§ Document page image records:
[Start of Attachment]

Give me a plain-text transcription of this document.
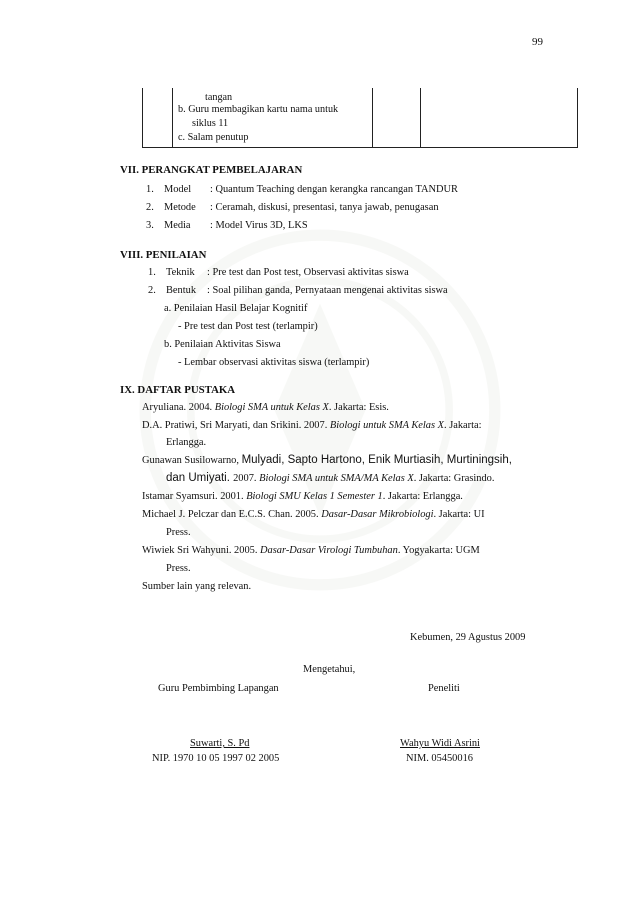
99
tangan
b. Guru membagikan kartu nama untuk
siklus 11
c. Salam penutup
VII. PERANGKAT PEMBELAJARAN
1. Model : Quantum Teaching dengan kerangka rancangan TANDUR
2. Metode : Ceramah, diskusi, presentasi, tanya jawab, penugasan
3. Media : Model Virus 3D, LKS
VIII. PENILAIAN
1. Teknik : Pre test dan Post test, Observasi aktivitas siswa
2. Bentuk : Soal pilihan ganda, Pernyataan mengenai aktivitas siswa
a. Penilaian Hasil Belajar Kognitif
- Pre test dan Post test (terlampir)
b. Penilaian Aktivitas Siswa
- Lembar observasi aktivitas siswa (terlampir)
IX. DAFTAR PUSTAKA
Aryuliana. 2004. Biologi SMA untuk Kelas X. Jakarta: Esis.
D.A. Pratiwi, Sri Maryati, dan Srikini. 2007. Biologi untuk SMA Kelas X. Jakarta:
Erlangga.
Gunawan Susilowarno, Mulyadi, Sapto Hartono, Enik Murtiasih, Murtiningsih,
dan Umiyati. 2007. Biologi SMA untuk SMA/MA Kelas X. Jakarta: Grasindo.
Istamar Syamsuri. 2001. Biologi SMU Kelas 1 Semester 1. Jakarta: Erlangga.
Michael J. Pelczar dan E.C.S. Chan. 2005. Dasar-Dasar Mikrobiologi. Jakarta: UI
Press.
Wiwiek Sri Wahyuni. 2005. Dasar-Dasar Virologi Tumbuhan. Yogyakarta: UGM
Press.
Sumber lain yang relevan.
Kebumen, 29 Agustus 2009
Mengetahui,
Guru Pembimbing Lapangan	Peneliti
Suwarti, S. Pd
NIP. 1970 10 05 1997 02 2005
Wahyu Widi Asrini
NIM. 05450016
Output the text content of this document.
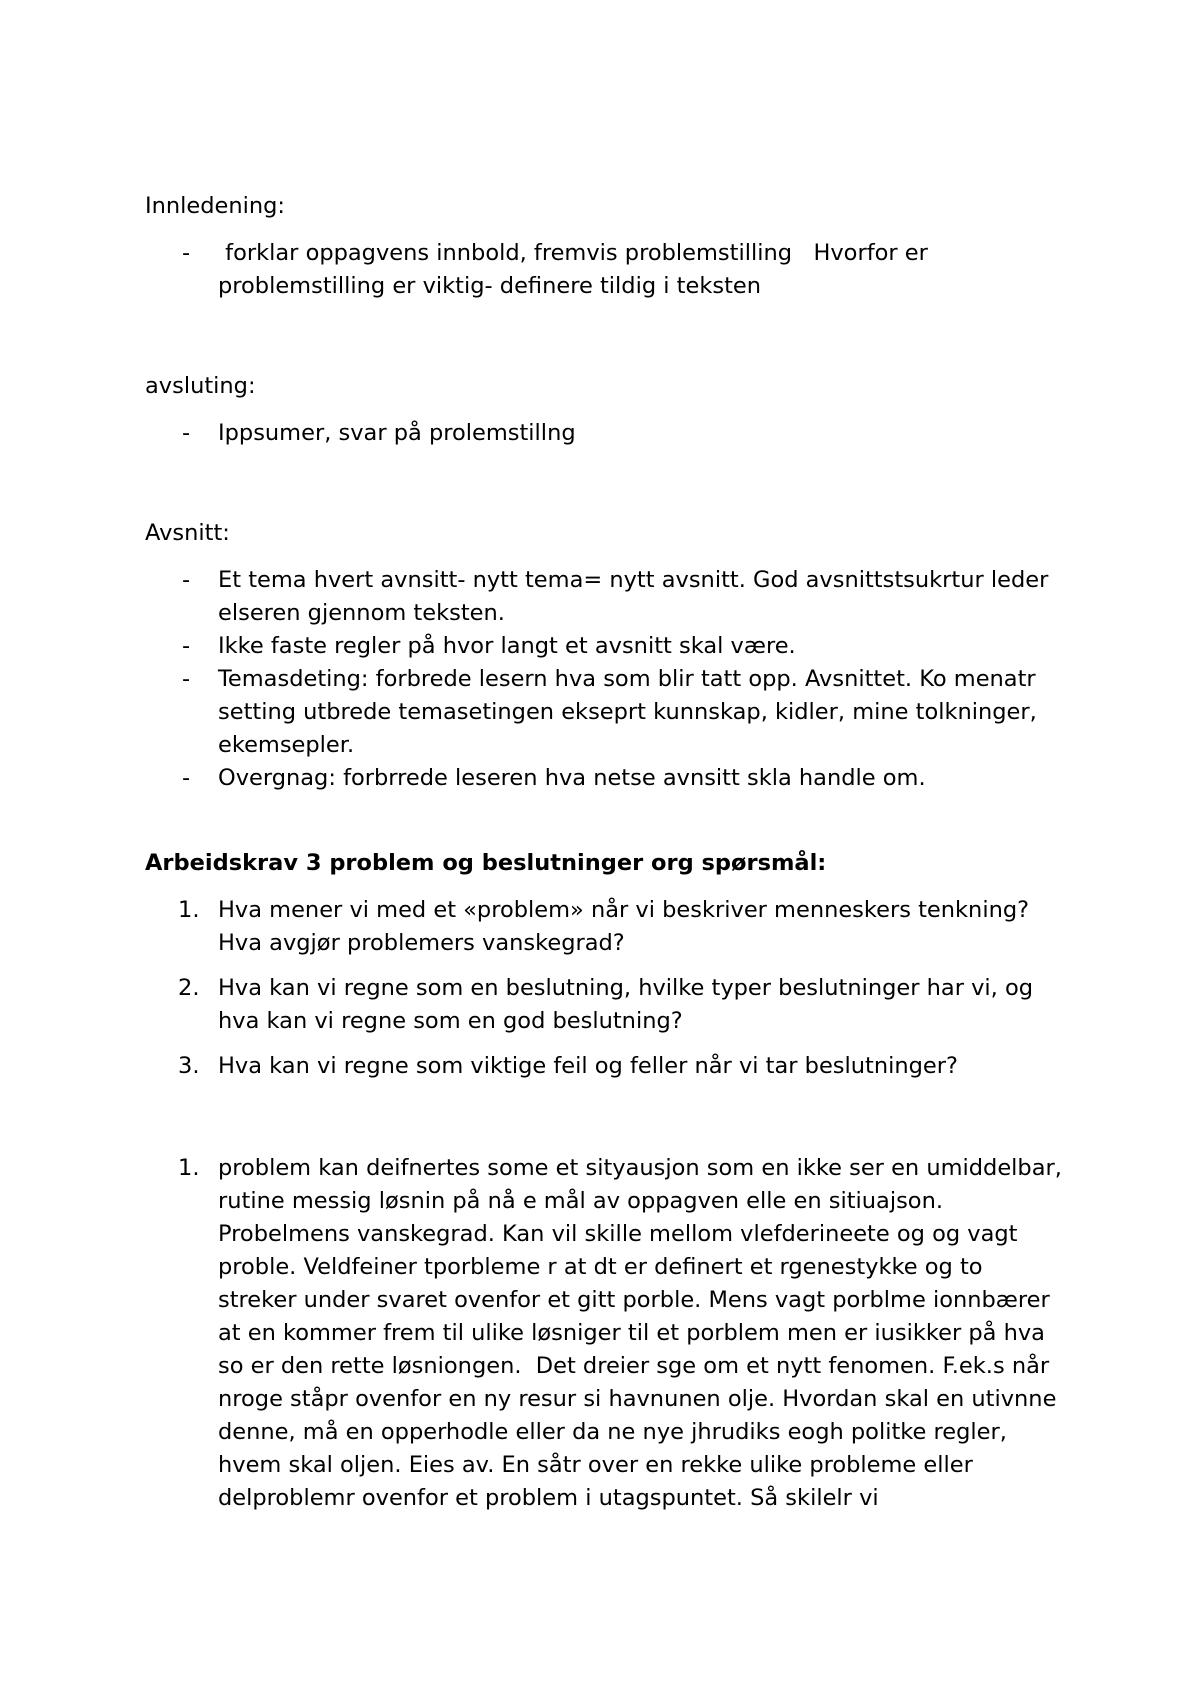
Innledening:

- forklar oppagvens innbold, fremvis problemstilling   Hvorfor er problemstilling er viktig- definere tildig i teksten

avsluting:

- Ippsumer, svar på prolemstillng

Avsnitt:

- Et tema hvert avnsitt- nytt tema= nytt avsnitt. God avsnittstsukrtur leder elseren gjennom teksten.
- Ikke faste regler på hvor langt et avsnitt skal være.
- Temasdeting: forbrede lesern hva som blir tatt opp. Avsnittet. Ko menatr setting utbrede temasetingen ekseprt kunnskap, kidler, mine tolkninger, ekemsepler.
- Overgnag: forbrrede leseren hva netse avnsitt skla handle om.

Arbeidskrav 3 problem og beslutninger org spørsmål:

1. Hva mener vi med et «problem» når vi beskriver menneskers tenkning? Hva avgjør problemers vanskegrad?
2. Hva kan vi regne som en beslutning, hvilke typer beslutninger har vi, og hva kan vi regne som en god beslutning?
3. Hva kan vi regne som viktige feil og feller når vi tar beslutninger?
1. problem kan deifnertes some et sityausjon som en ikke ser en umiddelbar, rutine messig løsnin på nå e mål av oppagven elle en sitiuajson.   Probelmens vanskegrad. Kan vil skille mellom vlefderineete og og vagt proble. Veldfeiner tporbleme r at dt er definert et rgenestykke og to streker under svaret ovenfor et gitt porble. Mens vagt porblme ionnbærer at en kommer frem til ulike løsniger til et porblem men er iusikker på hva so er den rette løsniongen.  Det dreier sge om et nytt fenomen. F.ek.s når  nroge ståpr ovenfor en ny resur si havnunen olje. Hvordan skal en utivnne denne, må en opperhodle eller da ne nye jhrudiks eogh politke regler, hvem skal oljen. Eies av. En såtr over en rekke ulike probleme eller delproblemr ovenfor et problem i utagspuntet. Så skilelr vi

[End of Attachment]

§ Work required:
Give every record again word for word, pictures excluded.

§ Solution below:
Give me a plain-text transcription of this document.
99
tangan
b. Guru membagikan kartu nama untuk
siklus 11
c. Salam penutup
VII. PERANGKAT PEMBELAJARAN
1. Model : Quantum Teaching dengan kerangka rancangan TANDUR
2. Metode : Ceramah, diskusi, presentasi, tanya jawab, penugasan
3. Media : Model Virus 3D, LKS
VIII. PENILAIAN
1. Teknik : Pre test dan Post test, Observasi aktivitas siswa
2. Bentuk : Soal pilihan ganda, Pernyataan mengenai aktivitas siswa
a. Penilaian Hasil Belajar Kognitif
- Pre test dan Post test (terlampir)
b. Penilaian Aktivitas Siswa
- Lembar observasi aktivitas siswa (terlampir)
IX. DAFTAR PUSTAKA
Aryuliana. 2004. Biologi SMA untuk Kelas X. Jakarta: Esis.
D.A. Pratiwi, Sri Maryati, dan Srikini. 2007. Biologi untuk SMA Kelas X. Jakarta:
Erlangga.
Gunawan Susilowarno, Mulyadi, Sapto Hartono, Enik Murtiasih, Murtiningsih,
dan Umiyati. 2007. Biologi SMA untuk SMA/MA Kelas X. Jakarta: Grasindo.
Istamar Syamsuri. 2001. Biologi SMU Kelas 1 Semester 1. Jakarta: Erlangga.
Michael J. Pelczar dan E.C.S. Chan. 2005. Dasar-Dasar Mikrobiologi. Jakarta: UI
Press.
Wiwiek Sri Wahyuni. 2005. Dasar-Dasar Virologi Tumbuhan. Yogyakarta: UGM
Press.
Sumber lain yang relevan.
Kebumen, 29 Agustus 2009
Mengetahui,
Guru Pembimbing Lapangan	Peneliti
Suwarti, S. Pd
NIP. 1970 10 05 1997 02 2005
Wahyu Widi Asrini
NIM. 05450016
Output the text content of this document.
Innledening:

- forklar oppagvens innbold, fremvis problemstilling   Hvorfor er problemstilling er viktig- definere tildig i teksten

avsluting:

- Ippsumer, svar på prolemstillng

Avsnitt:

- Et tema hvert avnsitt- nytt tema= nytt avsnitt. God avsnittstsukrtur leder elseren gjennom teksten.
- Ikke faste regler på hvor langt et avsnitt skal være.
- Temasdeting: forbrede lesern hva som blir tatt opp. Avsnittet. Ko menatr setting utbrede temasetingen ekseprt kunnskap, kidler, mine tolkninger, ekemsepler.
- Overgnag: forbrrede leseren hva netse avnsitt skla handle om.

Arbeidskrav 3 problem og beslutninger org spørsmål:

1. Hva mener vi med et «problem» når vi beskriver menneskers tenkning? Hva avgjør problemers vanskegrad?
2. Hva kan vi regne som en beslutning, hvilke typer beslutninger har vi, og hva kan vi regne som en god beslutning?
3. Hva kan vi regne som viktige feil og feller når vi tar beslutninger?
1. problem kan deifnertes some et sityausjon som en ikke ser en umiddelbar, rutine messig løsnin på nå e mål av oppagven elle en sitiuajson.   Probelmens vanskegrad. Kan vil skille mellom vlefderineete og og vagt proble. Veldfeiner tporbleme r at dt er definert et rgenestykke og to streker under svaret ovenfor et gitt porble. Mens vagt porblme ionnbærer at en kommer frem til ulike løsniger til et porblem men er iusikker på hva so er den rette løsniongen.  Det dreier sge om et nytt fenomen. F.ek.s når  nroge ståpr ovenfor en ny resur si havnunen olje. Hvordan skal en utivnne denne, må en opperhodle eller da ne nye jhrudiks eogh politke regler, hvem skal oljen. Eies av. En såtr over en rekke ulike probleme eller delproblemr ovenfor et problem i utagspuntet. Så skilelr vi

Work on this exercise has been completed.